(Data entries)
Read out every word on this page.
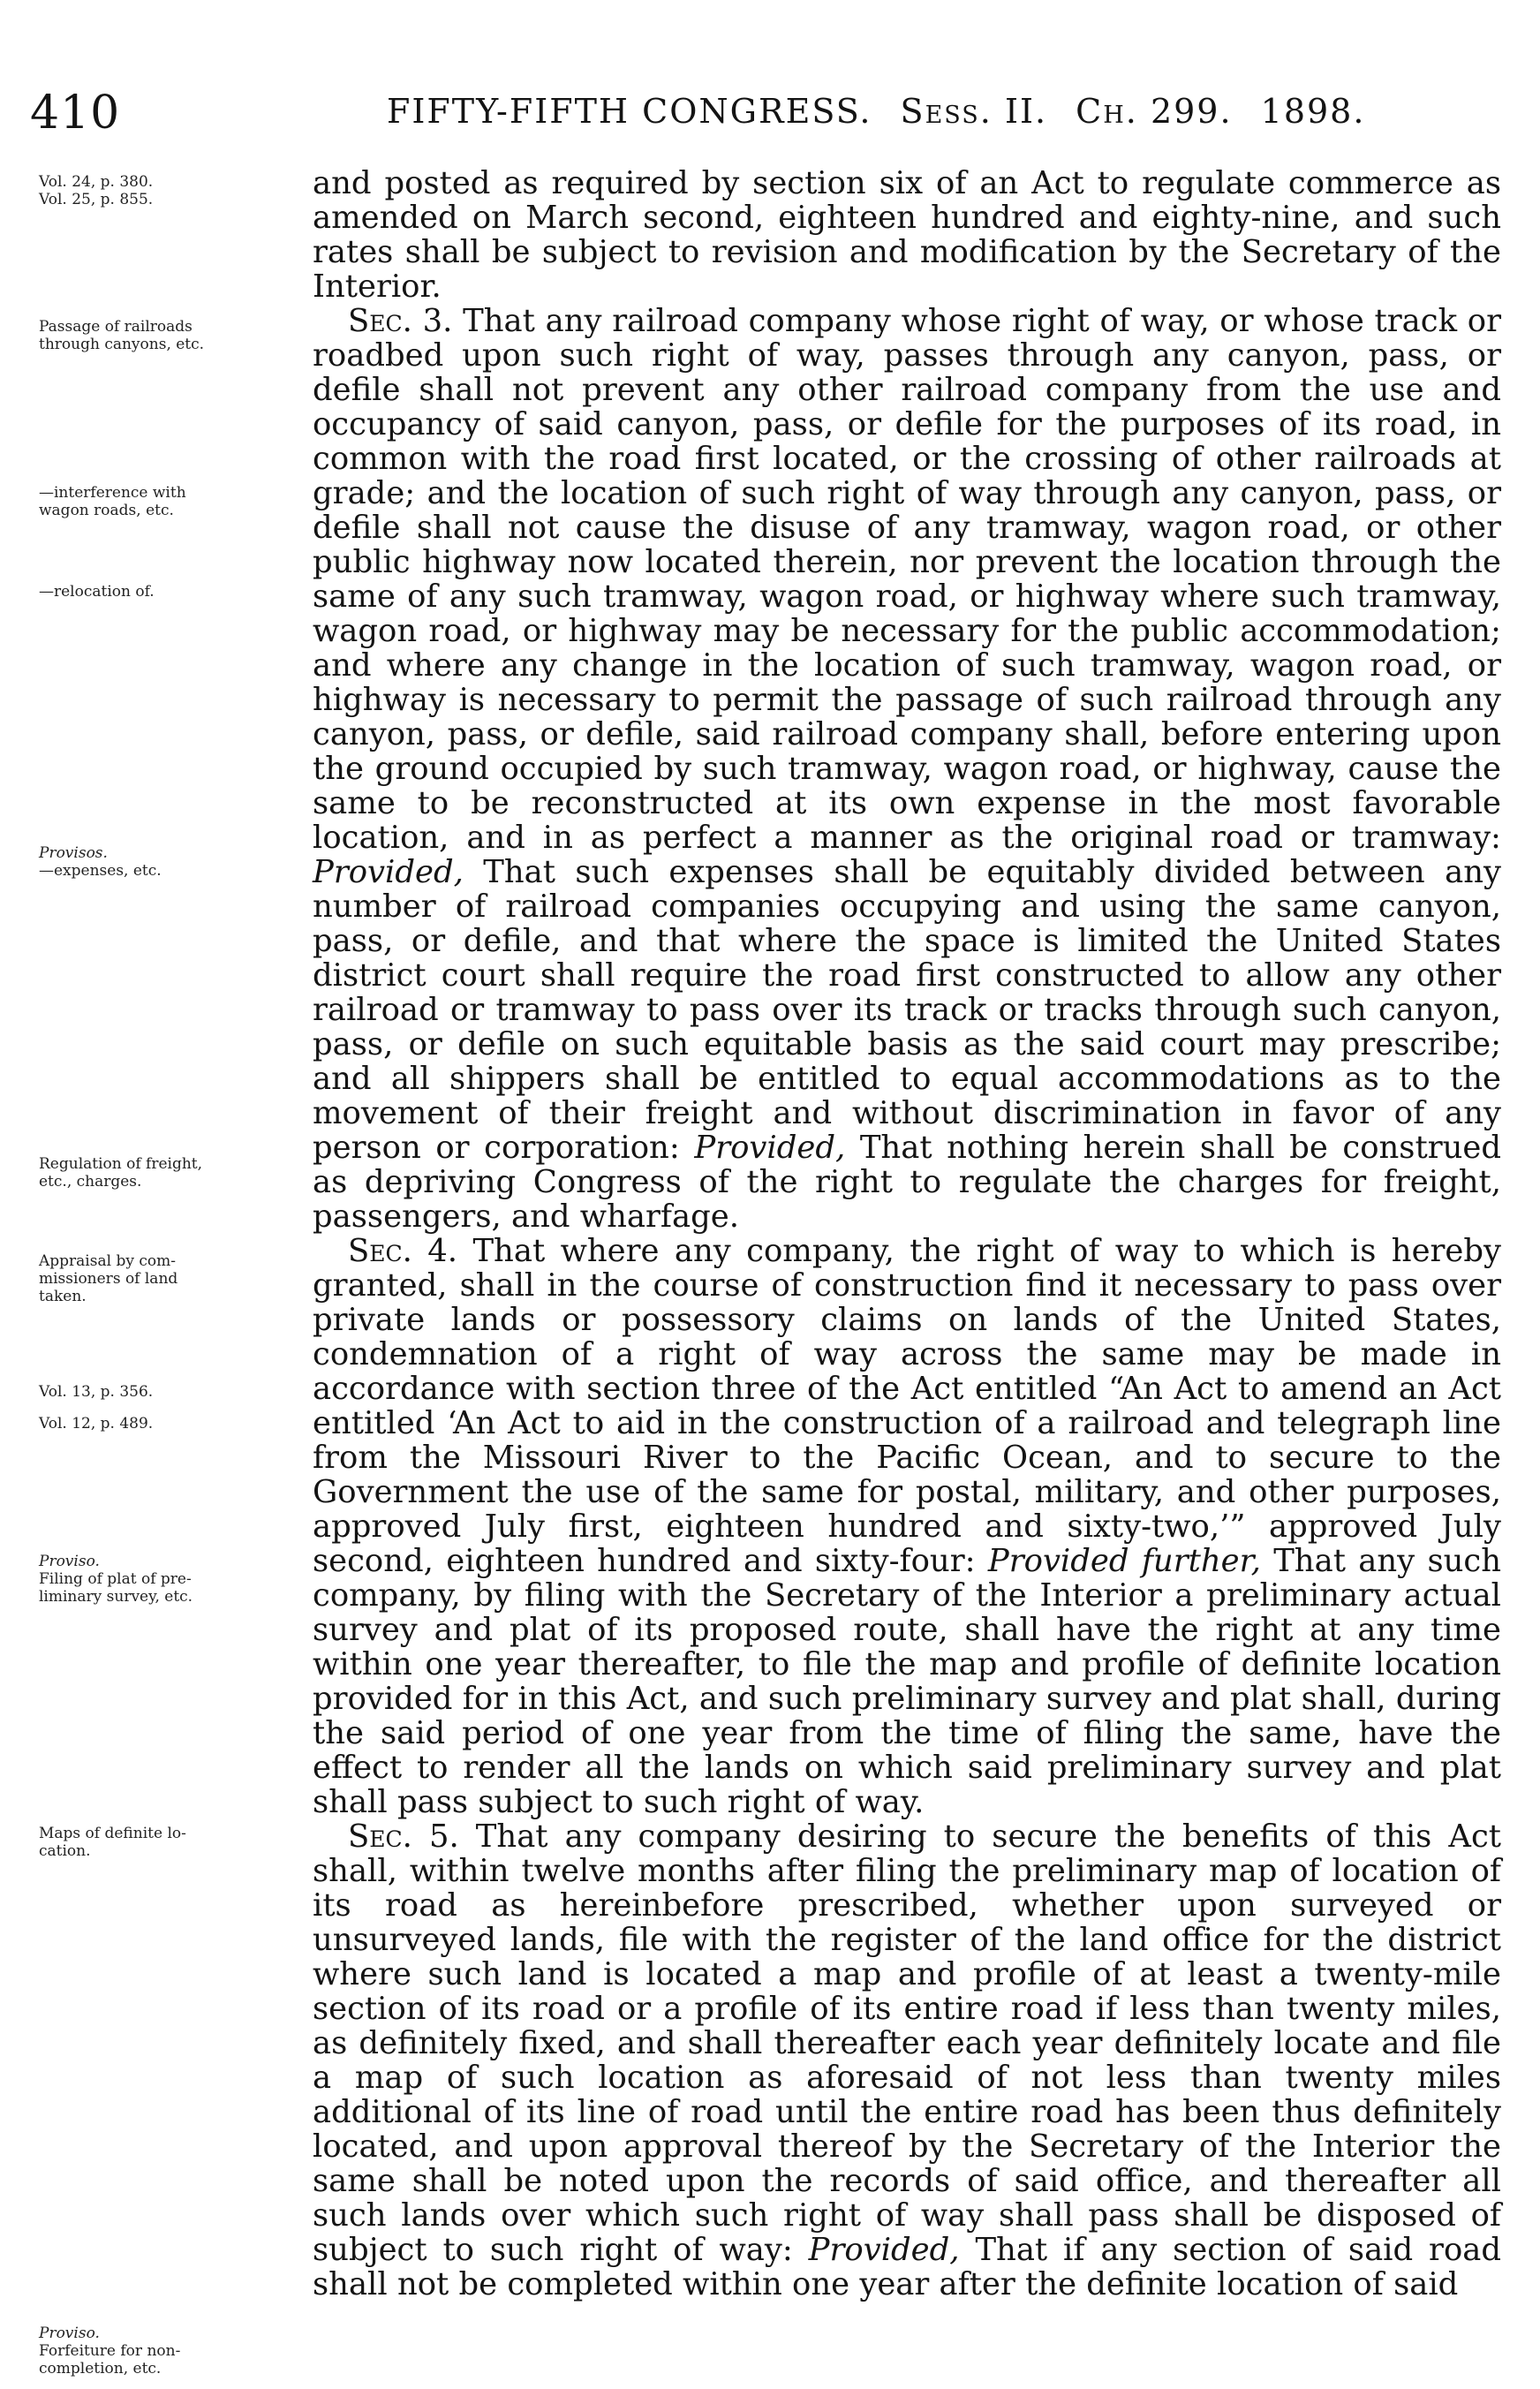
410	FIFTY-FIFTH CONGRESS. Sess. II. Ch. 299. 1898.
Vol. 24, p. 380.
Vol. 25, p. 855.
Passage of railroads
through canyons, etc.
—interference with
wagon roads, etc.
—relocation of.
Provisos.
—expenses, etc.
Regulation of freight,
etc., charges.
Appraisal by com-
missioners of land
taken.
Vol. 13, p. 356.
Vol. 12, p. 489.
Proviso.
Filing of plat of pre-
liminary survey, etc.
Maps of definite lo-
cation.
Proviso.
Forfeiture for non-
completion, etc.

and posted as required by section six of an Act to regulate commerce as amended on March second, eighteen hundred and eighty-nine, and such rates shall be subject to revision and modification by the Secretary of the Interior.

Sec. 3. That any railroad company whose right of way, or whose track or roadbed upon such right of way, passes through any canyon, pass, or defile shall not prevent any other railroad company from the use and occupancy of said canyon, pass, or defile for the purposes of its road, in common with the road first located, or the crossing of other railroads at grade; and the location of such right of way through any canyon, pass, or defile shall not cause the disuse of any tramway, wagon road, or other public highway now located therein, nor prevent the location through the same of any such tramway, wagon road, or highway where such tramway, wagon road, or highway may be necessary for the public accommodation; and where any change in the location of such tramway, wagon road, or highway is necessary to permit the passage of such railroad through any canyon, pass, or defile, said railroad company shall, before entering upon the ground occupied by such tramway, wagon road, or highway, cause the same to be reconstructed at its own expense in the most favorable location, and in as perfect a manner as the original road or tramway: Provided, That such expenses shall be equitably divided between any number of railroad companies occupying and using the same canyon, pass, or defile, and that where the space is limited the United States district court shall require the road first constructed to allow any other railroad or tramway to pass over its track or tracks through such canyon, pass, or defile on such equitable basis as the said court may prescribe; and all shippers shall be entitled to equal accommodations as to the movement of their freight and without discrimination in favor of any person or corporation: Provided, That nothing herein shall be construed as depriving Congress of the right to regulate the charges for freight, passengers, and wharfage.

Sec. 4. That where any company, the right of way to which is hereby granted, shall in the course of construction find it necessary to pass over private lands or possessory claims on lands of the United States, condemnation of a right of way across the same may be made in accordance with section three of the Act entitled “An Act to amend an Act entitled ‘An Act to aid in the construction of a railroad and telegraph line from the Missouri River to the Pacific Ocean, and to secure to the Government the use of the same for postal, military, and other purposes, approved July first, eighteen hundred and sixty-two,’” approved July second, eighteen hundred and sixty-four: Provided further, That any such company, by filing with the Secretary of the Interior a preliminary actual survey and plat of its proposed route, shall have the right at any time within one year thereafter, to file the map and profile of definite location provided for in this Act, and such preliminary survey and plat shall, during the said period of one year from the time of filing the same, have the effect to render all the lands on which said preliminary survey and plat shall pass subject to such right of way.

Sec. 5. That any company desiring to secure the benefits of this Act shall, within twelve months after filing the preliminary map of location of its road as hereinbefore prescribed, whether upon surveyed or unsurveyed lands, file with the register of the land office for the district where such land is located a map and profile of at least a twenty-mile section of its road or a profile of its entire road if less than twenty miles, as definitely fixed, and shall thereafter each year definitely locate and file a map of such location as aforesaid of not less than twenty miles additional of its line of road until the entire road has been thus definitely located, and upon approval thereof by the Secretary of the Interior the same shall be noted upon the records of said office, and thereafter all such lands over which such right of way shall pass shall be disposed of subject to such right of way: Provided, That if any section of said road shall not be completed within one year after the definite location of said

* * *

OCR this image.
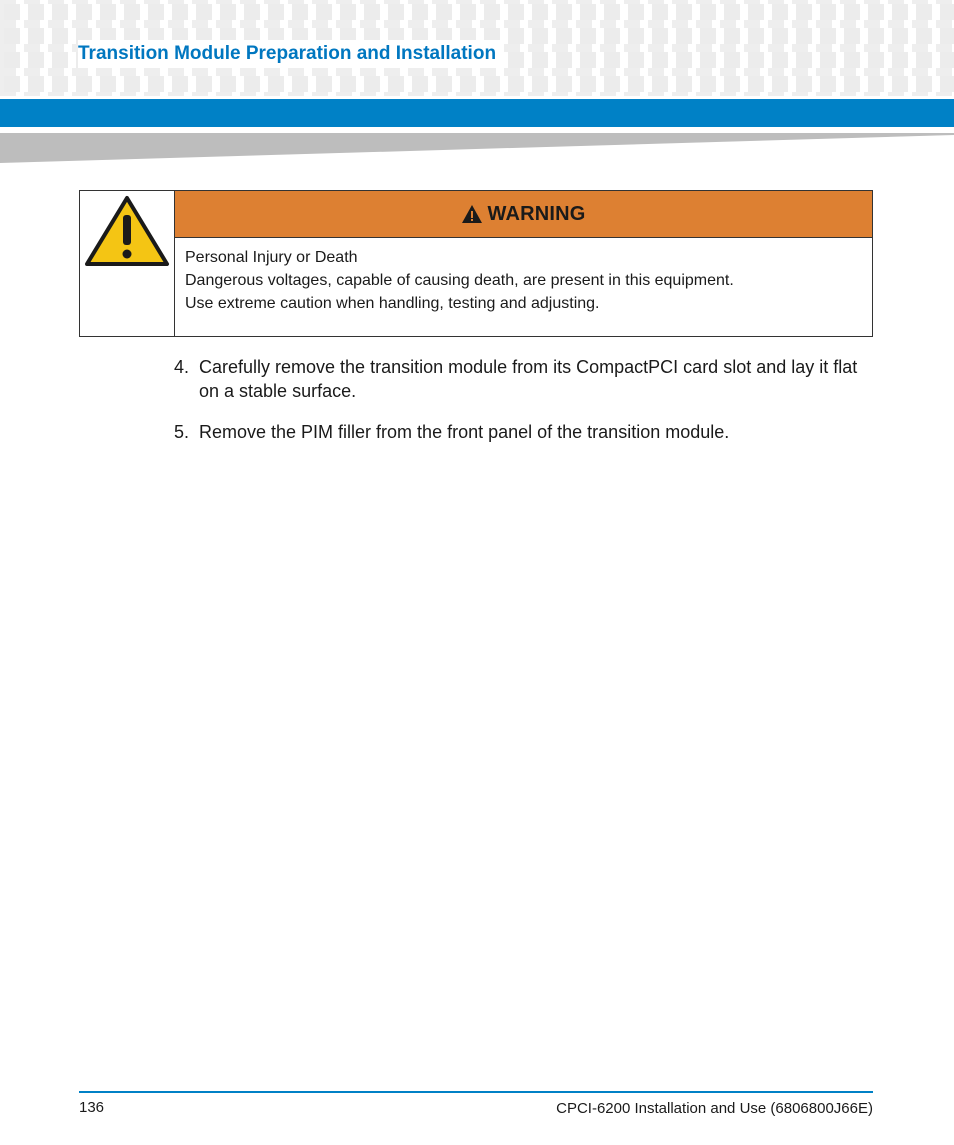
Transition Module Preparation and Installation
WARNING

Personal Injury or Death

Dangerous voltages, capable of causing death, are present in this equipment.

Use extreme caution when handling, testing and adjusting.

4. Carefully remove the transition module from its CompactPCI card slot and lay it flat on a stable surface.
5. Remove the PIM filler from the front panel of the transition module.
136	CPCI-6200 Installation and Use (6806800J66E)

Task objective>
Check the data for the word "plat" and pull out the lines that have it.

Output>
Filing of plat of pre-
Sec. 4. That where any company, the right of way to which is hereby granted, shall in the course of construction find it necessary to pass over private lands or possessory claims on lands of the United States, condemnation of a right of way across the same may be made in accordance with section three of the Act entitled “An Act to amend an Act entitled ‘An Act to aid in the construction of a railroad and telegraph line from the Missouri River to the Pacific Ocean, and to secure to the Government the use of the same for postal, military, and other purposes, approved July first, eighteen hundred and sixty-two,’” approved July second, eighteen hundred and sixty-four: Provided further, That any such company, by filing with the Secretary of the Interior a preliminary actual survey and plat of its proposed route, shall have the right at any time within one year thereafter, to file the map and profile of definite location provided for in this Act, and such preliminary survey and plat shall, during the said period of one year from the time of filing the same, have the effect to render all the lands on which said preliminary survey and plat shall pass subject to such right of way.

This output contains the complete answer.